OBJECTIVE: Quote every line below exactly as it reads.

Stored items from a collection:
● ● ● ● ● ● ●

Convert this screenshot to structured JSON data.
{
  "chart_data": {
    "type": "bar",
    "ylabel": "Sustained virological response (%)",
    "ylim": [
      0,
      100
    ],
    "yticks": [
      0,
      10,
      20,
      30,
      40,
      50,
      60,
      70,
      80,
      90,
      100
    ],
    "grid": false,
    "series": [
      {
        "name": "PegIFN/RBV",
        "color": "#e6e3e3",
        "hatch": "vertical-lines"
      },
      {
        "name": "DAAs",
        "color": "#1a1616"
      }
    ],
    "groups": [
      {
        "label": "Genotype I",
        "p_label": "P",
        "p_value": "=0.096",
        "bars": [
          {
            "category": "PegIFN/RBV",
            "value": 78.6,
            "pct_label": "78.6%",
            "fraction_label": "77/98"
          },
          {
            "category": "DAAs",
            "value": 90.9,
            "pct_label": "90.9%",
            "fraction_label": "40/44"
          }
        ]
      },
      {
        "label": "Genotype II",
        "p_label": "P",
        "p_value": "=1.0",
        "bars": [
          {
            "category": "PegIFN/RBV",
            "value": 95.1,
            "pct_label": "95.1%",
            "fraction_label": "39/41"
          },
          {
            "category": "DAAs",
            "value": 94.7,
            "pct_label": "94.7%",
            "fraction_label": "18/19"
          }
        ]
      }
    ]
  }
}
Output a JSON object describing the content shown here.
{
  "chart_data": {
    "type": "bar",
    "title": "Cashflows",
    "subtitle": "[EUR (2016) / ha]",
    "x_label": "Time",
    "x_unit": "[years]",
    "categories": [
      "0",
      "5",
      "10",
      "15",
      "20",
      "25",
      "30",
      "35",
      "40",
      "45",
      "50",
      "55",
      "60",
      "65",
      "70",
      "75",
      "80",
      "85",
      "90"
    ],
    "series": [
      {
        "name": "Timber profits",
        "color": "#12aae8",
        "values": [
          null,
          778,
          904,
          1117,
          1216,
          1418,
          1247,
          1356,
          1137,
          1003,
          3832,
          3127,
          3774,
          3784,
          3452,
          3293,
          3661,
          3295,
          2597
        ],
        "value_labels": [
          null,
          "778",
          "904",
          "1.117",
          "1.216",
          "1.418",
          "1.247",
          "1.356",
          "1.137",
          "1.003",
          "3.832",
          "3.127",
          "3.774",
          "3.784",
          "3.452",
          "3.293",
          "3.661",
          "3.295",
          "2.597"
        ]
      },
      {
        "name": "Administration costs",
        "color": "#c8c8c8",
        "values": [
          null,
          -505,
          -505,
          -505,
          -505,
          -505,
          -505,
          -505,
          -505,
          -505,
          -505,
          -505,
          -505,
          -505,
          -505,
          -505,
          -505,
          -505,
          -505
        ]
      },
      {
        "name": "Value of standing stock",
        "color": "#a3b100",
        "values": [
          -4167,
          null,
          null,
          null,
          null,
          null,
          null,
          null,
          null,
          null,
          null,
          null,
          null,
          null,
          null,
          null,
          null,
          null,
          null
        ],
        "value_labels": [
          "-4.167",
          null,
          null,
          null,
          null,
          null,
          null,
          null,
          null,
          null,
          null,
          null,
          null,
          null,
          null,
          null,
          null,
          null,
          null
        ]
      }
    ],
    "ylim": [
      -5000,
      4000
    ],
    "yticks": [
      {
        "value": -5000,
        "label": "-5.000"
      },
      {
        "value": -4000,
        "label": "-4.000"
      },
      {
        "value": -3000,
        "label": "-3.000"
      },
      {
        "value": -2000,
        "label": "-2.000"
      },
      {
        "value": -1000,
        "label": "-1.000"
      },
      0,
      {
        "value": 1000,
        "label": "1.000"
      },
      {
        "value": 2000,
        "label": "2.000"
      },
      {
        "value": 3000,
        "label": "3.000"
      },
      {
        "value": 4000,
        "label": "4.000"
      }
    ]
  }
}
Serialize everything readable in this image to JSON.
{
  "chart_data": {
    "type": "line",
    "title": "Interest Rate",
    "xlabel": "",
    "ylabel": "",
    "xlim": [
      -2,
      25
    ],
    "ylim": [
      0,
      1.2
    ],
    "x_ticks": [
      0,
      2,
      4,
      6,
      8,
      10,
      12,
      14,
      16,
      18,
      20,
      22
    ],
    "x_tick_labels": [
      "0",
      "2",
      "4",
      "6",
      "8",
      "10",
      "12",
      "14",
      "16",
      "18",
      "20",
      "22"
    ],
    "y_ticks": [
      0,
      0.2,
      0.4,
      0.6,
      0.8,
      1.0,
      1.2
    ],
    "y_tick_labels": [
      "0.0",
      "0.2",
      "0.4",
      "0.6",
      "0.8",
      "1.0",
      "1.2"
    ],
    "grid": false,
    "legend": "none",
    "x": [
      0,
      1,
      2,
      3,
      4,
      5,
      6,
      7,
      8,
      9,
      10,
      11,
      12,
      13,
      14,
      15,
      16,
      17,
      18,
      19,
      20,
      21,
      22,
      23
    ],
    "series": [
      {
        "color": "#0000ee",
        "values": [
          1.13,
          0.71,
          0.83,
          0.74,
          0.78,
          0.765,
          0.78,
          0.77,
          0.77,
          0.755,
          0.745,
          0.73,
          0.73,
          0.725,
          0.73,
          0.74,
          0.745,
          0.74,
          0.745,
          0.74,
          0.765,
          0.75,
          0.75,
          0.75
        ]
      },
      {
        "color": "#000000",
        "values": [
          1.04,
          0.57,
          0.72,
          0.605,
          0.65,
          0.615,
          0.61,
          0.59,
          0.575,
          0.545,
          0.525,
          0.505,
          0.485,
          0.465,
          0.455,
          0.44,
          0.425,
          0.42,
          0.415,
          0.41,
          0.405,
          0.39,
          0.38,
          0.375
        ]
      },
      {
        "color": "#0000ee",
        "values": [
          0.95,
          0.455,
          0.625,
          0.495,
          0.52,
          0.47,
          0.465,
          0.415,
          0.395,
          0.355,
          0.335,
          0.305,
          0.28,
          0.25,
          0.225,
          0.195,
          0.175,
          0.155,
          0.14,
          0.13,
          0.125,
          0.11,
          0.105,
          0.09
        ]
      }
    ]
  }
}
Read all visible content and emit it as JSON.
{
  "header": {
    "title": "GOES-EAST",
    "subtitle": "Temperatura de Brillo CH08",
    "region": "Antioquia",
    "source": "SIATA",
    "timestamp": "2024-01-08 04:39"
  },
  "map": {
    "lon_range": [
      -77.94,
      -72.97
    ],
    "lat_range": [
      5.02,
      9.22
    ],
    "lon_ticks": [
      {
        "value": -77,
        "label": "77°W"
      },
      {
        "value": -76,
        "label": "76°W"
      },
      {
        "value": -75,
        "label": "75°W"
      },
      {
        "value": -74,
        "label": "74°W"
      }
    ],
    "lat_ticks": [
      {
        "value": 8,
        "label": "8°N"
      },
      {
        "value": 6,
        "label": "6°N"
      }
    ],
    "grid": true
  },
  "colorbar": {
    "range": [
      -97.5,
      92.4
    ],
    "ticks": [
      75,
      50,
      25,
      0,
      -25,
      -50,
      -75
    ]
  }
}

● ● ● ● ● ● ●

WRITTEN ANSWER:
Convert this screenshot to structured JSON data.
{
  "chart_data": {
    "type": "bar",
    "ylabel": "Sustained virological response (%)",
    "ylim": [
      0,
      100
    ],
    "yticks": [
      0,
      10,
      20,
      30,
      40,
      50,
      60,
      70,
      80,
      90,
      100
    ],
    "grid": false,
    "series": [
      {
        "name": "PegIFN/RBV",
        "color": "#e6e3e3",
        "hatch": "vertical-lines"
      },
      {
        "name": "DAAs",
        "color": "#1a1616"
      }
    ],
    "groups": [
      {
        "label": "Genotype I",
        "p_label": "P",
        "p_value": "=0.096",
        "bars": [
          {
            "category": "PegIFN/RBV",
            "value": 78.6,
            "pct_label": "78.6%",
            "fraction_label": "77/98"
          },
          {
            "category": "DAAs",
            "value": 90.9,
            "pct_label": "90.9%",
            "fraction_label": "40/44"
          }
        ]
      },
      {
        "label": "Genotype II",
        "p_label": "P",
        "p_value": "=1.0",
        "bars": [
          {
            "category": "PegIFN/RBV",
            "value": 95.1,
            "pct_label": "95.1%",
            "fraction_label": "39/41"
          },
          {
            "category": "DAAs",
            "value": 94.7,
            "pct_label": "94.7%",
            "fraction_label": "18/19"
          }
        ]
      }
    ]
  }
}
Output a JSON object describing the content shown here.
{
  "chart_data": {
    "type": "bar",
    "title": "Cashflows",
    "subtitle": "[EUR (2016) / ha]",
    "x_label": "Time",
    "x_unit": "[years]",
    "categories": [
      "0",
      "5",
      "10",
      "15",
      "20",
      "25",
      "30",
      "35",
      "40",
      "45",
      "50",
      "55",
      "60",
      "65",
      "70",
      "75",
      "80",
      "85",
      "90"
    ],
    "series": [
      {
        "name": "Timber profits",
        "color": "#12aae8",
        "values": [
          null,
          778,
          904,
          1117,
          1216,
          1418,
          1247,
          1356,
          1137,
          1003,
          3832,
          3127,
          3774,
          3784,
          3452,
          3293,
          3661,
          3295,
          2597
        ],
        "value_labels": [
          null,
          "778",
          "904",
          "1.117",
          "1.216",
          "1.418",
          "1.247",
          "1.356",
          "1.137",
          "1.003",
          "3.832",
          "3.127",
          "3.774",
          "3.784",
          "3.452",
          "3.293",
          "3.661",
          "3.295",
          "2.597"
        ]
      },
      {
        "name": "Administration costs",
        "color": "#c8c8c8",
        "values": [
          null,
          -505,
          -505,
          -505,
          -505,
          -505,
          -505,
          -505,
          -505,
          -505,
          -505,
          -505,
          -505,
          -505,
          -505,
          -505,
          -505,
          -505,
          -505
        ]
      },
      {
        "name": "Value of standing stock",
        "color": "#a3b100",
        "values": [
          -4167,
          null,
          null,
          null,
          null,
          null,
          null,
          null,
          null,
          null,
          null,
          null,
          null,
          null,
          null,
          null,
          null,
          null,
          null
        ],
        "value_labels": [
          "-4.167",
          null,
          null,
          null,
          null,
          null,
          null,
          null,
          null,
          null,
          null,
          null,
          null,
          null,
          null,
          null,
          null,
          null,
          null
        ]
      }
    ],
    "ylim": [
      -5000,
      4000
    ],
    "yticks": [
      {
        "value": -5000,
        "label": "-5.000"
      },
      {
        "value": -4000,
        "label": "-4.000"
      },
      {
        "value": -3000,
        "label": "-3.000"
      },
      {
        "value": -2000,
        "label": "-2.000"
      },
      {
        "value": -1000,
        "label": "-1.000"
      },
      0,
      {
        "value": 1000,
        "label": "1.000"
      },
      {
        "value": 2000,
        "label": "2.000"
      },
      {
        "value": 3000,
        "label": "3.000"
      },
      {
        "value": 4000,
        "label": "4.000"
      }
    ]
  }
}
Serialize everything readable in this image to JSON.
{
  "chart_data": {
    "type": "line",
    "title": "Interest Rate",
    "xlabel": "",
    "ylabel": "",
    "xlim": [
      -2,
      25
    ],
    "ylim": [
      0,
      1.2
    ],
    "x_ticks": [
      0,
      2,
      4,
      6,
      8,
      10,
      12,
      14,
      16,
      18,
      20,
      22
    ],
    "x_tick_labels": [
      "0",
      "2",
      "4",
      "6",
      "8",
      "10",
      "12",
      "14",
      "16",
      "18",
      "20",
      "22"
    ],
    "y_ticks": [
      0,
      0.2,
      0.4,
      0.6,
      0.8,
      1.0,
      1.2
    ],
    "y_tick_labels": [
      "0.0",
      "0.2",
      "0.4",
      "0.6",
      "0.8",
      "1.0",
      "1.2"
    ],
    "grid": false,
    "legend": "none",
    "x": [
      0,
      1,
      2,
      3,
      4,
      5,
      6,
      7,
      8,
      9,
      10,
      11,
      12,
      13,
      14,
      15,
      16,
      17,
      18,
      19,
      20,
      21,
      22,
      23
    ],
    "series": [
      {
        "color": "#0000ee",
        "values": [
          1.13,
          0.71,
          0.83,
          0.74,
          0.78,
          0.765,
          0.78,
          0.77,
          0.77,
          0.755,
          0.745,
          0.73,
          0.73,
          0.725,
          0.73,
          0.74,
          0.745,
          0.74,
          0.745,
          0.74,
          0.765,
          0.75,
          0.75,
          0.75
        ]
      },
      {
        "color": "#000000",
        "values": [
          1.04,
          0.57,
          0.72,
          0.605,
          0.65,
          0.615,
          0.61,
          0.59,
          0.575,
          0.545,
          0.525,
          0.505,
          0.485,
          0.465,
          0.455,
          0.44,
          0.425,
          0.42,
          0.415,
          0.41,
          0.405,
          0.39,
          0.38,
          0.375
        ]
      },
      {
        "color": "#0000ee",
        "values": [
          0.95,
          0.455,
          0.625,
          0.495,
          0.52,
          0.47,
          0.465,
          0.415,
          0.395,
          0.355,
          0.335,
          0.305,
          0.28,
          0.25,
          0.225,
          0.195,
          0.175,
          0.155,
          0.14,
          0.13,
          0.125,
          0.11,
          0.105,
          0.09
        ]
      }
    ]
  }
}
Read all visible content and emit it as JSON.
{
  "header": {
    "title": "GOES-EAST",
    "subtitle": "Temperatura de Brillo CH08",
    "region": "Antioquia",
    "source": "SIATA",
    "timestamp": "2024-01-08 04:39"
  },
  "map": {
    "lon_range": [
      -77.94,
      -72.97
    ],
    "lat_range": [
      5.02,
      9.22
    ],
    "lon_ticks": [
      {
        "value": -77,
        "label": "77°W"
      },
      {
        "value": -76,
        "label": "76°W"
      },
      {
        "value": -75,
        "label": "75°W"
      },
      {
        "value": -74,
        "label": "74°W"
      }
    ],
    "lat_ticks": [
      {
        "value": 8,
        "label": "8°N"
      },
      {
        "value": 6,
        "label": "6°N"
      }
    ],
    "grid": true
  },
  "colorbar": {
    "range": [
      -97.5,
      92.4
    ],
    "ticks": [
      75,
      50,
      25,
      0,
      -25,
      -50,
      -75
    ]
  }
}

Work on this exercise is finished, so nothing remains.